• _Exercise inputs_:

----

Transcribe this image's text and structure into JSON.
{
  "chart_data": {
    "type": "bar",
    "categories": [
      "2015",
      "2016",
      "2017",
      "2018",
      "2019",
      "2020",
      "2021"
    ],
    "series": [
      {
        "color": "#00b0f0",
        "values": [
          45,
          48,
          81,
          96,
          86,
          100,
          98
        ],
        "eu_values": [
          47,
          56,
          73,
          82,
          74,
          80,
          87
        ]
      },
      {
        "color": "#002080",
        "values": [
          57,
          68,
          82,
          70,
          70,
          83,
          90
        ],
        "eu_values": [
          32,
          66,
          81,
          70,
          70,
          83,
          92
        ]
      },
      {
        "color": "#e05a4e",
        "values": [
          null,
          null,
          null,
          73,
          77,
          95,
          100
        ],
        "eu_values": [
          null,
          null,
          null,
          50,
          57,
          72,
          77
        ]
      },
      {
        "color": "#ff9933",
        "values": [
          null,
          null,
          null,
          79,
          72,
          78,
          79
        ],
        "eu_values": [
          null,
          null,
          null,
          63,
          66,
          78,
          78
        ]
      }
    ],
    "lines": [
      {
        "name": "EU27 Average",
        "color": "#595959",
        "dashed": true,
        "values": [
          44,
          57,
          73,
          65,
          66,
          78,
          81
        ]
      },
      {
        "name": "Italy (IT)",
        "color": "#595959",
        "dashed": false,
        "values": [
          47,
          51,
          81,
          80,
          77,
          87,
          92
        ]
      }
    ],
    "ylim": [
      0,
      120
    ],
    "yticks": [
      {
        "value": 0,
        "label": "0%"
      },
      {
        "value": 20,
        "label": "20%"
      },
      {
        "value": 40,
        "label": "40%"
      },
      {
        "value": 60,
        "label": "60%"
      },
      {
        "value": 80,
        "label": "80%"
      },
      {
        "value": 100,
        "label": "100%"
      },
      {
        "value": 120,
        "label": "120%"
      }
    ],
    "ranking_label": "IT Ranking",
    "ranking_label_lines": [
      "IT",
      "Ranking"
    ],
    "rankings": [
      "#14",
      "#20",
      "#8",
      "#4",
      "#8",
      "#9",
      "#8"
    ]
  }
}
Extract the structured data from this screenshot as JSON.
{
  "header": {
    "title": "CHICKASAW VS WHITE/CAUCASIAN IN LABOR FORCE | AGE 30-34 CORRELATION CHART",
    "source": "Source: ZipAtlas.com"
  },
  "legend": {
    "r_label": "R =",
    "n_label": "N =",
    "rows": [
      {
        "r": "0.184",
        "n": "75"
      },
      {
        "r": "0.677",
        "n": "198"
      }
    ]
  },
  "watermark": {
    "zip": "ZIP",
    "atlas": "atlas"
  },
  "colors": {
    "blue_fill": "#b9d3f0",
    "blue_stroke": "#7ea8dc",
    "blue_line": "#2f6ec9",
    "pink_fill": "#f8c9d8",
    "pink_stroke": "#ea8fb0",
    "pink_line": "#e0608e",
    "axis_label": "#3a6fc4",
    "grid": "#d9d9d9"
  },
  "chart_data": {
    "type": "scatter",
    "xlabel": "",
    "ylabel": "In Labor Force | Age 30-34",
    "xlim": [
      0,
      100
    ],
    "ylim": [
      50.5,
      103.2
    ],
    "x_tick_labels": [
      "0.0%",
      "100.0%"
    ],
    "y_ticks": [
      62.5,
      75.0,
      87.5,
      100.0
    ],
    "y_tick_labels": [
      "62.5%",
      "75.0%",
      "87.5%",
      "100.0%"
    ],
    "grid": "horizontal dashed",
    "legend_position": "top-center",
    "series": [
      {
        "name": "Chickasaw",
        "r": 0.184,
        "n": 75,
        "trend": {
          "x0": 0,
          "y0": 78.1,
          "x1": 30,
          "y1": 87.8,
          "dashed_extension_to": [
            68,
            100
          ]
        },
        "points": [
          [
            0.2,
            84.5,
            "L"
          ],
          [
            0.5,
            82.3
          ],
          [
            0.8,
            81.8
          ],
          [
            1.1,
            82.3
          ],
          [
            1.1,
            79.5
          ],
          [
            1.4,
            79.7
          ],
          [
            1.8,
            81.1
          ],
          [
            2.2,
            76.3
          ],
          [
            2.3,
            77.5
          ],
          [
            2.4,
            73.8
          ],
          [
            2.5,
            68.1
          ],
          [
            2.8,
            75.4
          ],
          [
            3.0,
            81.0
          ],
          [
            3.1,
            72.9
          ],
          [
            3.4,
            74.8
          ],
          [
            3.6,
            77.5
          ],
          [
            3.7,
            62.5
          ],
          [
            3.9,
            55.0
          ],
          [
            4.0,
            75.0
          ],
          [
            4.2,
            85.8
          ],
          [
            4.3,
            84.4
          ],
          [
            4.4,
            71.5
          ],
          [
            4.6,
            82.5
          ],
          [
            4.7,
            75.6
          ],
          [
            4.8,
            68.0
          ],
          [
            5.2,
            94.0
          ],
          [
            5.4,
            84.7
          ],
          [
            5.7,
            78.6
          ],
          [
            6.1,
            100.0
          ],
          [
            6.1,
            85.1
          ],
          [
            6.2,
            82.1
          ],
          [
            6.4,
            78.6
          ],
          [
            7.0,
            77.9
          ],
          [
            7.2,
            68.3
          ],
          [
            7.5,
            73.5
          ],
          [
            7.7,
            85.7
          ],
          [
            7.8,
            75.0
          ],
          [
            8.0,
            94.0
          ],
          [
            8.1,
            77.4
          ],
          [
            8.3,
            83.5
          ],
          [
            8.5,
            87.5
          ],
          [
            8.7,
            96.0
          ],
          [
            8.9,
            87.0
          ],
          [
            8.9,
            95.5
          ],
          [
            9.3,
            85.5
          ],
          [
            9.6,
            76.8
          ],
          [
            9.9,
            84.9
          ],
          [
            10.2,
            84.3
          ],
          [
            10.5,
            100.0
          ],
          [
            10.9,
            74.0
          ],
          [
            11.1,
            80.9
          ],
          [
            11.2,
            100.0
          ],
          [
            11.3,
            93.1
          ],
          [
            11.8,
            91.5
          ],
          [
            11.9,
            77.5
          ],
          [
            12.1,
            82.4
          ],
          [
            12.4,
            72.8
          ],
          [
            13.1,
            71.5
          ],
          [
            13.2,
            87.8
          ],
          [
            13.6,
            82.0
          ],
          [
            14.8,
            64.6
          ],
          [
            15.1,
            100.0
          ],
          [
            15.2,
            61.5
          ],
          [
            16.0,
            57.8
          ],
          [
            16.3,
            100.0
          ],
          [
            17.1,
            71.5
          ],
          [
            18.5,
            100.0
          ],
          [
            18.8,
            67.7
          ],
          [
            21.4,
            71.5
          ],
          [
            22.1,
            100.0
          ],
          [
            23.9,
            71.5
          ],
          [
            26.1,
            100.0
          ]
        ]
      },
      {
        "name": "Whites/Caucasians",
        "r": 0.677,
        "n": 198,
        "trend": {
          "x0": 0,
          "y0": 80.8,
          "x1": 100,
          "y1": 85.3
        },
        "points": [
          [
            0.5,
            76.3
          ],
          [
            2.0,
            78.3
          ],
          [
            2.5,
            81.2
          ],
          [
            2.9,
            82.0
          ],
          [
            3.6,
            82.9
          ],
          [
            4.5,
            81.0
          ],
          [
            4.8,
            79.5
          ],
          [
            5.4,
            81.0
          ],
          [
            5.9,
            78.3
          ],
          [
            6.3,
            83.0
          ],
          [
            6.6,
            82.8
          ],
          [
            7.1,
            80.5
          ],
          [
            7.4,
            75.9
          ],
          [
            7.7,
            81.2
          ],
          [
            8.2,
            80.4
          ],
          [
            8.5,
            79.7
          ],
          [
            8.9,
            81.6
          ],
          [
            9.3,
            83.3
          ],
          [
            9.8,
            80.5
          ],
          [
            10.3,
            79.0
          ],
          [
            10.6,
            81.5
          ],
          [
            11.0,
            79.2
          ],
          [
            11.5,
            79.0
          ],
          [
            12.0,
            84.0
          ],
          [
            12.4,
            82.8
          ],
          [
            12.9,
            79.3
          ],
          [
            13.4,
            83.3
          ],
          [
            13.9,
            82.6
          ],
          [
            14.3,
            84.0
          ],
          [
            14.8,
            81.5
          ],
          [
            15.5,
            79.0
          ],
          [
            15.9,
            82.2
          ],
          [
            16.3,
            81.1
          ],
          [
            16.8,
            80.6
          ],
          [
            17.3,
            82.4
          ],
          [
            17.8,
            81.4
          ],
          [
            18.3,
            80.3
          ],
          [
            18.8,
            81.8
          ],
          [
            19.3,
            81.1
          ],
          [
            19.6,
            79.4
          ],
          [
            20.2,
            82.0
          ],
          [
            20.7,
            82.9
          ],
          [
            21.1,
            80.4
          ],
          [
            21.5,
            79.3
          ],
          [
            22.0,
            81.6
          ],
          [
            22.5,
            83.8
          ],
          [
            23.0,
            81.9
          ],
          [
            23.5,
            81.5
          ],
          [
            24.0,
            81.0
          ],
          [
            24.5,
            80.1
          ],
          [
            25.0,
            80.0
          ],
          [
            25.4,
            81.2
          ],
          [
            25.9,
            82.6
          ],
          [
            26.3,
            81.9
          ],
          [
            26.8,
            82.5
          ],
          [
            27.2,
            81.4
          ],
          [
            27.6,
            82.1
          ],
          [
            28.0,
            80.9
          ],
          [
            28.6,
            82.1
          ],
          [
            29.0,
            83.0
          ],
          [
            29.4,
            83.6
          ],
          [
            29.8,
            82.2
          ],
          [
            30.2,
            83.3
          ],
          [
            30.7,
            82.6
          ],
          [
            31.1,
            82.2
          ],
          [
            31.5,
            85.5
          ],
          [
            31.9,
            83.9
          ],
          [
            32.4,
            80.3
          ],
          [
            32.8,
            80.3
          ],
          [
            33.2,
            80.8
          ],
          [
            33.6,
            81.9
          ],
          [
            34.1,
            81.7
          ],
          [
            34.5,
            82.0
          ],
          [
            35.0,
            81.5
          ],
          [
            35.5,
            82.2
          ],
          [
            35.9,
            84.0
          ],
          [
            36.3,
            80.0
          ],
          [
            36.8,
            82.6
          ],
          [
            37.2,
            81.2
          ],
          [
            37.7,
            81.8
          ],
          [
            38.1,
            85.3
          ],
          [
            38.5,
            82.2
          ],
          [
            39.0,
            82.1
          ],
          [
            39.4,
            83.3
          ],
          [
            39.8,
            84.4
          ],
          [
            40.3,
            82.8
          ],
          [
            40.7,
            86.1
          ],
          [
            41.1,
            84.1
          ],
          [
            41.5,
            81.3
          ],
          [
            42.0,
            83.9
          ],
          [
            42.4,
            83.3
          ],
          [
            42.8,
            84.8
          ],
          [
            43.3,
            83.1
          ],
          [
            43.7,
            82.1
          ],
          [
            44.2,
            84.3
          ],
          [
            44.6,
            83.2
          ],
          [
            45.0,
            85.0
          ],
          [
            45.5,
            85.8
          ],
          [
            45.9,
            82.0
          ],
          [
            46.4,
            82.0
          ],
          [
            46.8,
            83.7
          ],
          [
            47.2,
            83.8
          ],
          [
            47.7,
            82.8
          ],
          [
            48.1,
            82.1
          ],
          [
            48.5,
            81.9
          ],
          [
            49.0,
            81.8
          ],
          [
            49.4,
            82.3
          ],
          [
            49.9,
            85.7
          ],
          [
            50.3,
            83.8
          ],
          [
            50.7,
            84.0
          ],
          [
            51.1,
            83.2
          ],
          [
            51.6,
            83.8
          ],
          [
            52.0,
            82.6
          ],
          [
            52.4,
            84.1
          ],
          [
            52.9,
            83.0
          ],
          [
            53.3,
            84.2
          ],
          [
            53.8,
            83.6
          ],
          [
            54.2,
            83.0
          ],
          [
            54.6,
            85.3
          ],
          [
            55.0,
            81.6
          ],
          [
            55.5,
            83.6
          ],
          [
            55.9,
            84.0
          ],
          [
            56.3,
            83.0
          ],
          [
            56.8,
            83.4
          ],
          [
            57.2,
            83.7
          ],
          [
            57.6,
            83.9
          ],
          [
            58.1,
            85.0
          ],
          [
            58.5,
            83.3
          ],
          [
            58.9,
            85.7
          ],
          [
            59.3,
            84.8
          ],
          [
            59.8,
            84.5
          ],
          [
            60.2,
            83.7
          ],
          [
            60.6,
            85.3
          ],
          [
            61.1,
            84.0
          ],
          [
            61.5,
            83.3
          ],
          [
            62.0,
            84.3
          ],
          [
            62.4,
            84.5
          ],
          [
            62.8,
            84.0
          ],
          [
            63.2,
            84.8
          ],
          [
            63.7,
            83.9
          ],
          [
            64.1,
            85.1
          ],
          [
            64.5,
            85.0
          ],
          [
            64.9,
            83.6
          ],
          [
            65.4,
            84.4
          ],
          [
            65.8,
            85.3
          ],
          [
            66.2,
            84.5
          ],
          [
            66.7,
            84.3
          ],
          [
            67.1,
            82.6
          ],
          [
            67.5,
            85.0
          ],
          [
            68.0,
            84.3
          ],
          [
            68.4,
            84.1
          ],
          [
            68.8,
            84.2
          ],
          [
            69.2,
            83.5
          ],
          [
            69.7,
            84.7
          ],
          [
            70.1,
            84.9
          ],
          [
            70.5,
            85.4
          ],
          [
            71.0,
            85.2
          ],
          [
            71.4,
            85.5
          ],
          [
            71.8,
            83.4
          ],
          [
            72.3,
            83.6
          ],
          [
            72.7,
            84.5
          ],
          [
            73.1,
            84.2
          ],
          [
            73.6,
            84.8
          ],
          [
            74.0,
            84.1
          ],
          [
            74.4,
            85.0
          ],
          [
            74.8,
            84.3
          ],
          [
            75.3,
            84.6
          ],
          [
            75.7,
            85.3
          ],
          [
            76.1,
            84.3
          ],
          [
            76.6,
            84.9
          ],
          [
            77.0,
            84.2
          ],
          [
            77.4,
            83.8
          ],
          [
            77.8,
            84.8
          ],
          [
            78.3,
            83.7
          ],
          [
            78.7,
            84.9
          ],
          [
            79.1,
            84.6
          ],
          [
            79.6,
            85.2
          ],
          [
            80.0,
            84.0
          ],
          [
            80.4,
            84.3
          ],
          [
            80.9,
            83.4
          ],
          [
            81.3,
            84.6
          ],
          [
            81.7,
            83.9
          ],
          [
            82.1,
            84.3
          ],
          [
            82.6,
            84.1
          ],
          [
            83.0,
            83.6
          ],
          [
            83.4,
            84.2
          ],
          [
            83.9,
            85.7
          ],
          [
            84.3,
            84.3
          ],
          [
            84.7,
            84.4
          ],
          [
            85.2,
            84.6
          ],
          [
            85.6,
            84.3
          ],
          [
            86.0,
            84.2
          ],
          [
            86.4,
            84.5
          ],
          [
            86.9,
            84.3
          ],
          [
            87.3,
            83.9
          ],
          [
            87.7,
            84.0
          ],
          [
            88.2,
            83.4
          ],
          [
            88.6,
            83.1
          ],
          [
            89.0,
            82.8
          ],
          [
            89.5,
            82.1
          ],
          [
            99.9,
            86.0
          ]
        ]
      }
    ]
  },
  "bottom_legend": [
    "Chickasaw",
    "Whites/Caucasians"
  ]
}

----

• _Your task_:
Work out how many lines above contain the word "Whites". Give only the number.

• _In response_:
2